STATED PROBLEM: All records are to be retyped faithfully and completely.

(Chart and figure data)
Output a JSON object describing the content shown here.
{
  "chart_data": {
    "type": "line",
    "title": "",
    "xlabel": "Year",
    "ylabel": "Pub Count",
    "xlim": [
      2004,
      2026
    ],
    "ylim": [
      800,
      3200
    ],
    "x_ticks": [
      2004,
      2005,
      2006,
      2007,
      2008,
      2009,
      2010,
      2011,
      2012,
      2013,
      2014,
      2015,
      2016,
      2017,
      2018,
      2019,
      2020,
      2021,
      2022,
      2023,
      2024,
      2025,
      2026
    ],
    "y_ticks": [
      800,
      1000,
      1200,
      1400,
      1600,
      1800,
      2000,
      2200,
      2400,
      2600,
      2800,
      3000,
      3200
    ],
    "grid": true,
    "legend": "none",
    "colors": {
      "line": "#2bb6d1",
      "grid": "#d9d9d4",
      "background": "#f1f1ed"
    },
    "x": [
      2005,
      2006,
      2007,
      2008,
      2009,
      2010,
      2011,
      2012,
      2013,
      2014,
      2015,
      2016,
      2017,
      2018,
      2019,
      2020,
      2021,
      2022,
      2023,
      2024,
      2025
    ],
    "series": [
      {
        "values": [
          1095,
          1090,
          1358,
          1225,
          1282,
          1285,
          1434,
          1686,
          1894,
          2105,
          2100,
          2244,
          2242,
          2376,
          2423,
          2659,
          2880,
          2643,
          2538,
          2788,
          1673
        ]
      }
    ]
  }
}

RESPONSE TO THE TASK:
Output a JSON object describing the content shown here.
{
  "chart_data": {
    "type": "line",
    "title": "",
    "xlabel": "Year",
    "ylabel": "Pub Count",
    "xlim": [
      2004,
      2026
    ],
    "ylim": [
      800,
      3200
    ],
    "x_ticks": [
      2004,
      2005,
      2006,
      2007,
      2008,
      2009,
      2010,
      2011,
      2012,
      2013,
      2014,
      2015,
      2016,
      2017,
      2018,
      2019,
      2020,
      2021,
      2022,
      2023,
      2024,
      2025,
      2026
    ],
    "y_ticks": [
      800,
      1000,
      1200,
      1400,
      1600,
      1800,
      2000,
      2200,
      2400,
      2600,
      2800,
      3000,
      3200
    ],
    "grid": true,
    "legend": "none",
    "colors": {
      "line": "#2bb6d1",
      "grid": "#d9d9d4",
      "background": "#f1f1ed"
    },
    "x": [
      2005,
      2006,
      2007,
      2008,
      2009,
      2010,
      2011,
      2012,
      2013,
      2014,
      2015,
      2016,
      2017,
      2018,
      2019,
      2020,
      2021,
      2022,
      2023,
      2024,
      2025
    ],
    "series": [
      {
        "values": [
          1095,
          1090,
          1358,
          1225,
          1282,
          1285,
          1434,
          1686,
          1894,
          2105,
          2100,
          2244,
          2242,
          2376,
          2423,
          2659,
          2880,
          2643,
          2538,
          2788,
          1673
        ]
      }
    ]
  }
}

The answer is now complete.